- **The input**
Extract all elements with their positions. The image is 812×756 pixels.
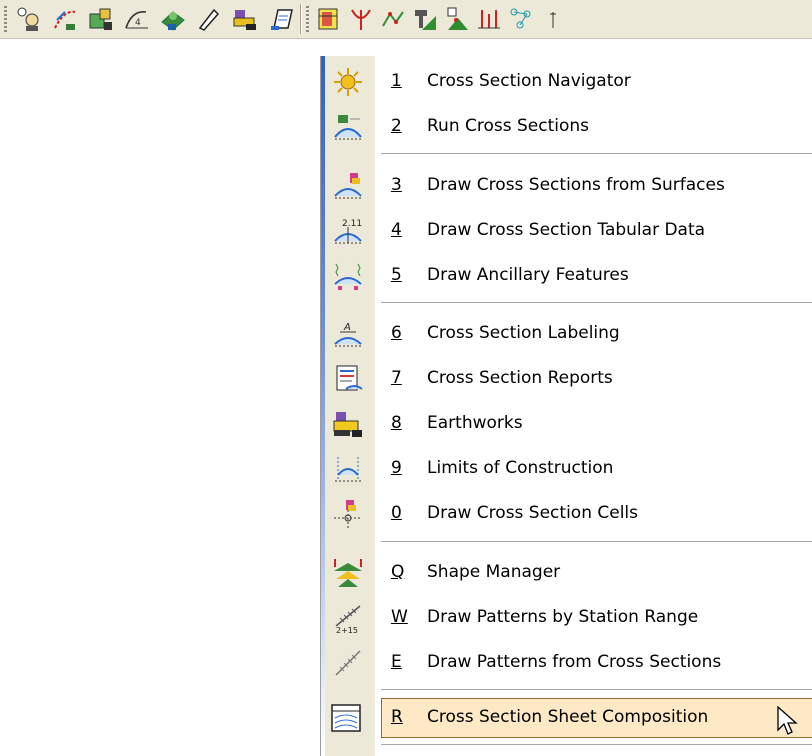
dropdown-menu: 1 Cross Section Navigator 2 Run Cross Se… bbox=[320, 56, 812, 756]
profile-icon[interactable]: 4 bbox=[124, 6, 150, 32]
menu-item-label: Draw Patterns from Cross Sections bbox=[427, 652, 722, 672]
menu-item-accelerator: 8 bbox=[391, 413, 402, 433]
menu-item-draw-ancillary-features[interactable]: 5 Draw Ancillary Features bbox=[325, 256, 812, 296]
menu-item-draw-cross-section-cells[interactable]: 0 Draw Cross Section Cells bbox=[325, 494, 812, 534]
menu-item-accelerator: 2 bbox=[391, 116, 402, 136]
menu-item-cross-section-sheet-composition[interactable]: R Cross Section Sheet Composition bbox=[325, 698, 812, 738]
menu-item-accelerator: 7 bbox=[391, 368, 402, 388]
navigator-icon bbox=[332, 66, 364, 98]
overflow-icon[interactable] bbox=[540, 6, 556, 32]
reports-icon bbox=[332, 363, 364, 395]
limits-icon bbox=[332, 453, 364, 485]
menu-item-accelerator: W bbox=[391, 607, 408, 627]
figure-icon[interactable] bbox=[380, 6, 406, 32]
menu-item-label: Cross Section Navigator bbox=[427, 71, 631, 91]
menu-item-draw-cross-sections-from-surfaces[interactable]: 3 Draw Cross Sections from Surfaces bbox=[325, 166, 812, 206]
labeling-icon: A bbox=[332, 318, 364, 350]
menu-item-earthworks[interactable]: 8 Earthworks bbox=[325, 404, 812, 444]
menu-separator bbox=[381, 302, 812, 303]
interchange-icon[interactable] bbox=[348, 6, 374, 32]
menu-item-accelerator: 6 bbox=[391, 323, 402, 343]
ancillary-features-icon bbox=[332, 260, 364, 292]
menu-item-label: Cross Section Sheet Composition bbox=[427, 707, 709, 727]
patterns-station-icon: 2+15 bbox=[332, 602, 364, 634]
menu-item-label: Run Cross Sections bbox=[427, 116, 590, 136]
menu-item-accelerator: 9 bbox=[391, 458, 402, 478]
toolbar-separator bbox=[300, 4, 301, 34]
menu-item-label: Draw Cross Section Tabular Data bbox=[427, 220, 706, 240]
pen-icon[interactable] bbox=[196, 6, 222, 32]
tabular-data-icon: 2.11 bbox=[332, 215, 364, 247]
menu-item-accelerator: 5 bbox=[391, 265, 402, 285]
run-cross-sections-icon bbox=[332, 111, 364, 143]
menu-item-label: Draw Cross Section Cells bbox=[427, 503, 639, 523]
menu-item-draw-cross-section-tabular-data[interactable]: 2.11 4 Draw Cross Section Tabular Data bbox=[325, 211, 812, 251]
menu-item-label: Draw Ancillary Features bbox=[427, 265, 629, 285]
menu-separator bbox=[381, 153, 812, 154]
menu-item-label: Limits of Construction bbox=[427, 458, 614, 478]
menu-item-accelerator: E bbox=[391, 652, 402, 672]
menu-item-label: Cross Section Reports bbox=[427, 368, 613, 388]
earthworks-icon bbox=[332, 408, 364, 440]
svg-text:2.11: 2.11 bbox=[342, 219, 362, 229]
alignment-icon[interactable] bbox=[52, 6, 78, 32]
network-icon[interactable] bbox=[508, 6, 534, 32]
cells-icon bbox=[332, 498, 364, 530]
surface-icon[interactable] bbox=[160, 6, 186, 32]
menu-item-accelerator: 0 bbox=[391, 503, 402, 523]
table-icon[interactable] bbox=[316, 6, 342, 32]
notes-icon[interactable] bbox=[268, 6, 294, 32]
svg-text:2+15: 2+15 bbox=[336, 626, 358, 634]
toolbar: 4 bbox=[0, 0, 812, 39]
menu-separator bbox=[381, 689, 812, 690]
shape-manager-icon bbox=[332, 557, 364, 589]
roadway-icon[interactable] bbox=[88, 6, 114, 32]
earthworks-icon[interactable] bbox=[232, 6, 258, 32]
menu-item-cross-section-labeling[interactable]: A 6 Cross Section Labeling bbox=[325, 314, 812, 354]
menu-item-run-cross-sections[interactable]: 2 Run Cross Sections bbox=[325, 107, 812, 147]
menu-item-shape-manager[interactable]: Q Shape Manager bbox=[325, 553, 812, 593]
menu-item-limits-of-construction[interactable]: 9 Limits of Construction bbox=[325, 449, 812, 489]
menu-item-accelerator: Q bbox=[391, 562, 405, 582]
survey-icon[interactable] bbox=[16, 6, 42, 32]
elevation-icon[interactable] bbox=[476, 6, 502, 32]
menu-item-label: Cross Section Labeling bbox=[427, 323, 620, 343]
menu-item-label: Draw Patterns by Station Range bbox=[427, 607, 699, 627]
menu-item-label: Draw Cross Sections from Surfaces bbox=[427, 175, 725, 195]
menu-item-label: Shape Manager bbox=[427, 562, 561, 582]
menu-separator bbox=[381, 744, 812, 745]
menu-item-cross-section-navigator[interactable]: 1 Cross Section Navigator bbox=[325, 62, 812, 102]
menu-item-draw-patterns-from-cross-sections[interactable]: E Draw Patterns from Cross Sections bbox=[325, 643, 812, 683]
menu-item-draw-patterns-by-station-range[interactable]: 2+15 W Draw Patterns by Station Range bbox=[325, 598, 812, 638]
menu-item-accelerator: R bbox=[391, 707, 403, 727]
menu-item-accelerator: 4 bbox=[391, 220, 402, 240]
draw-from-surfaces-icon bbox=[332, 170, 364, 202]
mouse-cursor-icon bbox=[777, 705, 799, 736]
menu-item-cross-section-reports[interactable]: 7 Cross Section Reports bbox=[325, 359, 812, 399]
grid-icon[interactable] bbox=[444, 6, 470, 32]
toolbar-grip[interactable] bbox=[4, 6, 7, 32]
svg-text:A: A bbox=[343, 322, 351, 333]
svg-text:4: 4 bbox=[135, 18, 141, 28]
toolbar-grip[interactable] bbox=[306, 6, 309, 32]
pin-icon[interactable] bbox=[412, 6, 438, 32]
patterns-cross-icon bbox=[332, 647, 364, 679]
sheet-composition-icon bbox=[330, 702, 362, 734]
menu-item-accelerator: 1 bbox=[391, 71, 402, 91]
menu-separator bbox=[381, 541, 812, 542]
menu-item-accelerator: 3 bbox=[391, 175, 402, 195]
menu-item-label: Earthworks bbox=[427, 413, 523, 433]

- **Work to complete**
Would you set down the listing exactly, omitting pictures?

- **Exercise answer**
Extract all elements with their positions. The image is 812×756 pixels.
dropdown-menu: 1 Cross Section Navigator 2 Run Cross Se… bbox=[320, 56, 812, 756]
profile-icon[interactable]: 4 bbox=[124, 6, 150, 32]
menu-item-label: Draw Patterns from Cross Sections bbox=[427, 652, 722, 672]
menu-item-accelerator: 8 bbox=[391, 413, 402, 433]
menu-item-draw-ancillary-features[interactable]: 5 Draw Ancillary Features bbox=[325, 256, 812, 296]
menu-item-draw-cross-section-cells[interactable]: 0 Draw Cross Section Cells bbox=[325, 494, 812, 534]
menu-item-accelerator: 2 bbox=[391, 116, 402, 136]
menu-item-cross-section-sheet-composition[interactable]: R Cross Section Sheet Composition bbox=[325, 698, 812, 738]
menu-item-accelerator: 7 bbox=[391, 368, 402, 388]
navigator-icon bbox=[332, 66, 364, 98]
overflow-icon[interactable] bbox=[540, 6, 556, 32]
reports-icon bbox=[332, 363, 364, 395]
limits-icon bbox=[332, 453, 364, 485]
menu-item-accelerator: W bbox=[391, 607, 408, 627]
figure-icon[interactable] bbox=[380, 6, 406, 32]
menu-item-label: Cross Section Navigator bbox=[427, 71, 631, 91]
menu-item-draw-cross-sections-from-surfaces[interactable]: 3 Draw Cross Sections from Surfaces bbox=[325, 166, 812, 206]
labeling-icon: A bbox=[332, 318, 364, 350]
menu-item-earthworks[interactable]: 8 Earthworks bbox=[325, 404, 812, 444]
menu-separator bbox=[381, 302, 812, 303]
interchange-icon[interactable] bbox=[348, 6, 374, 32]
menu-item-accelerator: 6 bbox=[391, 323, 402, 343]
ancillary-features-icon bbox=[332, 260, 364, 292]
menu-item-label: Cross Section Sheet Composition bbox=[427, 707, 709, 727]
patterns-station-icon: 2+15 bbox=[332, 602, 364, 634]
menu-item-label: Run Cross Sections bbox=[427, 116, 590, 136]
menu-item-accelerator: 9 bbox=[391, 458, 402, 478]
toolbar-separator bbox=[300, 4, 301, 34]
menu-item-label: Draw Cross Section Tabular Data bbox=[427, 220, 706, 240]
pen-icon[interactable] bbox=[196, 6, 222, 32]
tabular-data-icon: 2.11 bbox=[332, 215, 364, 247]
menu-item-accelerator: 5 bbox=[391, 265, 402, 285]
run-cross-sections-icon bbox=[332, 111, 364, 143]
menu-item-label: Draw Cross Section Cells bbox=[427, 503, 639, 523]
menu-item-draw-cross-section-tabular-data[interactable]: 2.11 4 Draw Cross Section Tabular Data bbox=[325, 211, 812, 251]
menu-item-label: Draw Ancillary Features bbox=[427, 265, 629, 285]
menu-separator bbox=[381, 153, 812, 154]
menu-item-label: Limits of Construction bbox=[427, 458, 614, 478]
menu-item-accelerator: E bbox=[391, 652, 402, 672]
menu-item-label: Cross Section Reports bbox=[427, 368, 613, 388]
earthworks-icon bbox=[332, 408, 364, 440]
svg-text:2.11: 2.11 bbox=[342, 219, 362, 229]
alignment-icon[interactable] bbox=[52, 6, 78, 32]
network-icon[interactable] bbox=[508, 6, 534, 32]
cells-icon bbox=[332, 498, 364, 530]
surface-icon[interactable] bbox=[160, 6, 186, 32]
menu-item-accelerator: 0 bbox=[391, 503, 402, 523]
table-icon[interactable] bbox=[316, 6, 342, 32]
notes-icon[interactable] bbox=[268, 6, 294, 32]
svg-text:2+15: 2+15 bbox=[336, 626, 358, 634]
toolbar: 4 bbox=[0, 0, 812, 39]
menu-separator bbox=[381, 689, 812, 690]
shape-manager-icon bbox=[332, 557, 364, 589]
roadway-icon[interactable] bbox=[88, 6, 114, 32]
earthworks-icon[interactable] bbox=[232, 6, 258, 32]
menu-item-cross-section-labeling[interactable]: A 6 Cross Section Labeling bbox=[325, 314, 812, 354]
menu-item-run-cross-sections[interactable]: 2 Run Cross Sections bbox=[325, 107, 812, 147]
menu-item-shape-manager[interactable]: Q Shape Manager bbox=[325, 553, 812, 593]
menu-item-limits-of-construction[interactable]: 9 Limits of Construction bbox=[325, 449, 812, 489]
menu-item-accelerator: Q bbox=[391, 562, 405, 582]
survey-icon[interactable] bbox=[16, 6, 42, 32]
elevation-icon[interactable] bbox=[476, 6, 502, 32]
menu-item-label: Cross Section Labeling bbox=[427, 323, 620, 343]
menu-item-label: Draw Patterns by Station Range bbox=[427, 607, 699, 627]
menu-item-label: Draw Cross Sections from Surfaces bbox=[427, 175, 725, 195]
menu-item-label: Shape Manager bbox=[427, 562, 561, 582]
menu-separator bbox=[381, 744, 812, 745]
menu-item-cross-section-navigator[interactable]: 1 Cross Section Navigator bbox=[325, 62, 812, 102]
menu-item-draw-patterns-from-cross-sections[interactable]: E Draw Patterns from Cross Sections bbox=[325, 643, 812, 683]
menu-item-draw-patterns-by-station-range[interactable]: 2+15 W Draw Patterns by Station Range bbox=[325, 598, 812, 638]
menu-item-accelerator: R bbox=[391, 707, 403, 727]
menu-item-accelerator: 4 bbox=[391, 220, 402, 240]
draw-from-surfaces-icon bbox=[332, 170, 364, 202]
mouse-cursor-icon bbox=[777, 705, 799, 736]
menu-item-cross-section-reports[interactable]: 7 Cross Section Reports bbox=[325, 359, 812, 399]
grid-icon[interactable] bbox=[444, 6, 470, 32]
toolbar-grip[interactable] bbox=[4, 6, 7, 32]
svg-text:A: A bbox=[343, 322, 351, 333]
svg-text:4: 4 bbox=[135, 18, 141, 28]
toolbar-grip[interactable] bbox=[306, 6, 309, 32]
pin-icon[interactable] bbox=[412, 6, 438, 32]
patterns-cross-icon bbox=[332, 647, 364, 679]
sheet-composition-icon bbox=[330, 702, 362, 734]
menu-item-accelerator: 1 bbox=[391, 71, 402, 91]
menu-separator bbox=[381, 541, 812, 542]
menu-item-accelerator: 3 bbox=[391, 175, 402, 195]
menu-item-label: Earthworks bbox=[427, 413, 523, 433]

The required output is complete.